## Records that describe figures
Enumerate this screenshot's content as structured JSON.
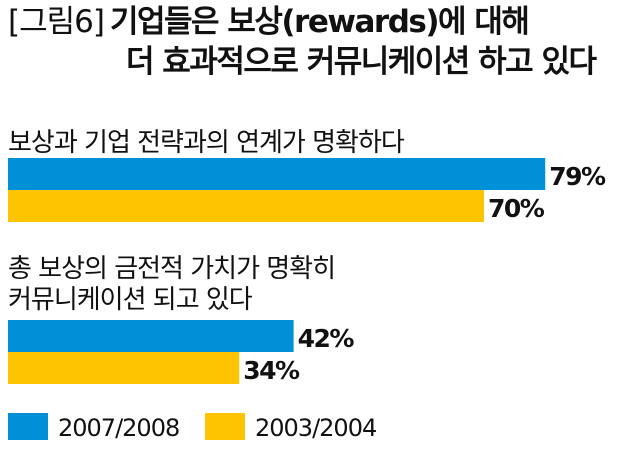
{
  "figure_label": "[그림6]",
  "title_line1": "기업들은 보상(rewards)에 대해",
  "title_line2": "더 효과적으로 커뮤니케이션 하고 있다",
  "colors": {
    "series_2007": "#0090D8",
    "series_2003": "#FFC400",
    "text": "#111111"
  },
  "chart_data": {
    "type": "bar",
    "orientation": "horizontal",
    "title": "기업들은 보상(rewards)에 대해 더 효과적으로 커뮤니케이션 하고 있다",
    "categories": [
      [
        "보상과 기업 전략과의 연계가 명확하다"
      ],
      [
        "총 보상의 금전적 가치가 명확히",
        "커뮤니케이션 되고 있다"
      ]
    ],
    "series": [
      {
        "name": "2007/2008",
        "values": [
          79,
          42
        ],
        "value_labels": [
          "79%",
          "42%"
        ]
      },
      {
        "name": "2003/2004",
        "values": [
          70,
          34
        ],
        "value_labels": [
          "70%",
          "34%"
        ]
      }
    ],
    "value_unit": "%",
    "xlim": [
      0,
      100
    ],
    "grid": false,
    "legend": "bottom-left"
  }
}
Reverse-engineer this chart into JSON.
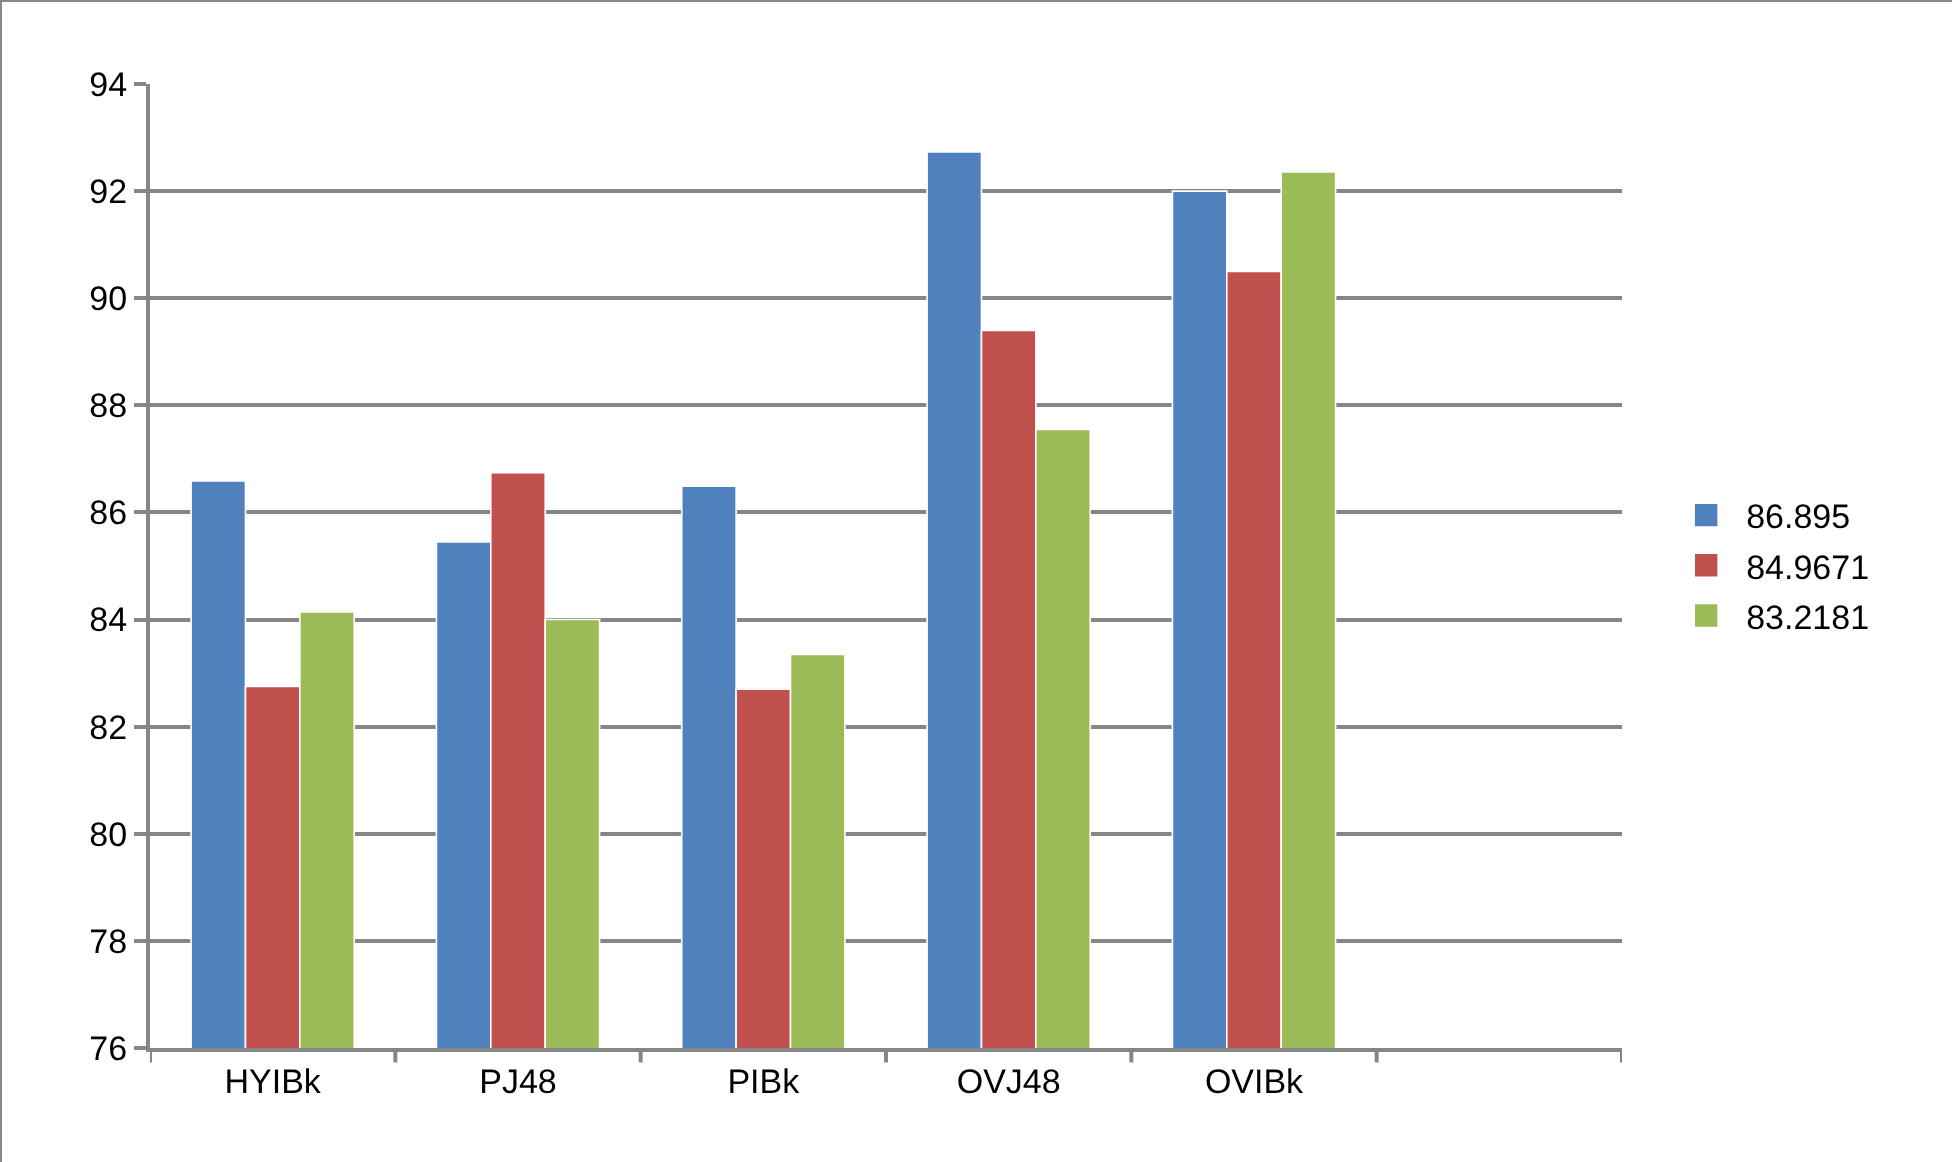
{
  "chart_data": {
    "type": "bar",
    "categories": [
      "HYIBk",
      "PJ48",
      "PIBk",
      "OVJ48",
      "OVIBk",
      null
    ],
    "series": [
      {
        "name": "86.895",
        "color": "#4f81bd",
        "values": [
          86.59,
          85.45,
          86.49,
          92.73,
          92.0,
          null
        ]
      },
      {
        "name": "84.9671",
        "color": "#c0504d",
        "values": [
          82.75,
          86.74,
          82.7,
          89.4,
          90.5,
          null
        ]
      },
      {
        "name": "83.2181",
        "color": "#9bbb59",
        "values": [
          84.14,
          84.0,
          83.35,
          87.55,
          92.36,
          null
        ]
      }
    ],
    "ylim": [
      76,
      94
    ],
    "yticks": [
      76,
      78,
      80,
      82,
      84,
      86,
      88,
      90,
      92,
      94
    ],
    "grid": "y",
    "legend": "right"
  }
}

## Requirements
Set down the material above as is, without any pictures.

## The answer
Enumerate this screenshot's content as structured JSON.
{
  "figure_label": "[그림6]",
  "title_line1": "기업들은 보상(rewards)에 대해",
  "title_line2": "더 효과적으로 커뮤니케이션 하고 있다",
  "colors": {
    "series_2007": "#0090D8",
    "series_2003": "#FFC400",
    "text": "#111111"
  },
  "chart_data": {
    "type": "bar",
    "orientation": "horizontal",
    "title": "기업들은 보상(rewards)에 대해 더 효과적으로 커뮤니케이션 하고 있다",
    "categories": [
      [
        "보상과 기업 전략과의 연계가 명확하다"
      ],
      [
        "총 보상의 금전적 가치가 명확히",
        "커뮤니케이션 되고 있다"
      ]
    ],
    "series": [
      {
        "name": "2007/2008",
        "values": [
          79,
          42
        ],
        "value_labels": [
          "79%",
          "42%"
        ]
      },
      {
        "name": "2003/2004",
        "values": [
          70,
          34
        ],
        "value_labels": [
          "70%",
          "34%"
        ]
      }
    ],
    "value_unit": "%",
    "xlim": [
      0,
      100
    ],
    "grid": false,
    "legend": "bottom-left"
  }
}
Reverse-engineer this chart into JSON.
{
  "chart_data": {
    "type": "bar",
    "categories": [
      "HYIBk",
      "PJ48",
      "PIBk",
      "OVJ48",
      "OVIBk",
      null
    ],
    "series": [
      {
        "name": "86.895",
        "color": "#4f81bd",
        "values": [
          86.59,
          85.45,
          86.49,
          92.73,
          92.0,
          null
        ]
      },
      {
        "name": "84.9671",
        "color": "#c0504d",
        "values": [
          82.75,
          86.74,
          82.7,
          89.4,
          90.5,
          null
        ]
      },
      {
        "name": "83.2181",
        "color": "#9bbb59",
        "values": [
          84.14,
          84.0,
          83.35,
          87.55,
          92.36,
          null
        ]
      }
    ],
    "ylim": [
      76,
      94
    ],
    "yticks": [
      76,
      78,
      80,
      82,
      84,
      86,
      88,
      90,
      92,
      94
    ],
    "grid": "y",
    "legend": "right"
  }
}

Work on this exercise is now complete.